:: TASK OBJECTIVE ::
Retype the listing that follows, exactly as written.

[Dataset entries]
▼▼▼

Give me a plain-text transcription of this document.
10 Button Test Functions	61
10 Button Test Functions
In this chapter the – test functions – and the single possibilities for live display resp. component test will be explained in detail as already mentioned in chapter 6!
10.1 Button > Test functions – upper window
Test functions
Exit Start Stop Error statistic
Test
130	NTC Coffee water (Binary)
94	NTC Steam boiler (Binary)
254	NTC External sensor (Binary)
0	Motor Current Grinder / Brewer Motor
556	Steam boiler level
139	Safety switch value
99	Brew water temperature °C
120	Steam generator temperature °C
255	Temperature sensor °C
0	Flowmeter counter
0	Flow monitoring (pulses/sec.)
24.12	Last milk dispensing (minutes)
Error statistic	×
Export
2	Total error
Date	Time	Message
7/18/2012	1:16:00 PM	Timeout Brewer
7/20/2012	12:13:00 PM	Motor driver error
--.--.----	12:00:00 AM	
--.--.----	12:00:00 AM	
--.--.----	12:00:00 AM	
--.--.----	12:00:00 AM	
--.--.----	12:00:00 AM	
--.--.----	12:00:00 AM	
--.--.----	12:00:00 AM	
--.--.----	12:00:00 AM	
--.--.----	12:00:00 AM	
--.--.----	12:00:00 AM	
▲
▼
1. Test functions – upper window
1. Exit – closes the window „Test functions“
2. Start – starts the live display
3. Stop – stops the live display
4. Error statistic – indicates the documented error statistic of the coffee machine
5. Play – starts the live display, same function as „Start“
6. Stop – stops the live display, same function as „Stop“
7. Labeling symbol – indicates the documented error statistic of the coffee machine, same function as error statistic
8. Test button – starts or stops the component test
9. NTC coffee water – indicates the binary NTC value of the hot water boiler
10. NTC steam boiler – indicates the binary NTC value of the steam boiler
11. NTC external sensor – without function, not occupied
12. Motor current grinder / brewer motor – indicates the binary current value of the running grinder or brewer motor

▲▲▲

:: WRITTEN RESPONSE ::
Give me a plain-text transcription of this document.
10 Button Test Functions	61
10 Button Test Functions
In this chapter the – test functions – and the single possibilities for live display resp. component test will be explained in detail as already mentioned in chapter 6!
10.1 Button > Test functions – upper window
Test functions
Exit Start Stop Error statistic
Test
130	NTC Coffee water (Binary)
94	NTC Steam boiler (Binary)
254	NTC External sensor (Binary)
0	Motor Current Grinder / Brewer Motor
556	Steam boiler level
139	Safety switch value
99	Brew water temperature °C
120	Steam generator temperature °C
255	Temperature sensor °C
0	Flowmeter counter
0	Flow monitoring (pulses/sec.)
24.12	Last milk dispensing (minutes)
Error statistic	×
Export
2	Total error
Date	Time	Message
7/18/2012	1:16:00 PM	Timeout Brewer
7/20/2012	12:13:00 PM	Motor driver error
--.--.----	12:00:00 AM	
--.--.----	12:00:00 AM	
--.--.----	12:00:00 AM	
--.--.----	12:00:00 AM	
--.--.----	12:00:00 AM	
--.--.----	12:00:00 AM	
--.--.----	12:00:00 AM	
--.--.----	12:00:00 AM	
--.--.----	12:00:00 AM	
--.--.----	12:00:00 AM	
▲
▼
1. Test functions – upper window
1. Exit – closes the window „Test functions“
2. Start – starts the live display
3. Stop – stops the live display
4. Error statistic – indicates the documented error statistic of the coffee machine
5. Play – starts the live display, same function as „Start“
6. Stop – stops the live display, same function as „Stop“
7. Labeling symbol – indicates the documented error statistic of the coffee machine, same function as error statistic
8. Test button – starts or stops the component test
9. NTC coffee water – indicates the binary NTC value of the hot water boiler
10. NTC steam boiler – indicates the binary NTC value of the steam boiler
11. NTC external sensor – without function, not occupied
12. Motor current grinder / brewer motor – indicates the binary current value of the running grinder or brewer motor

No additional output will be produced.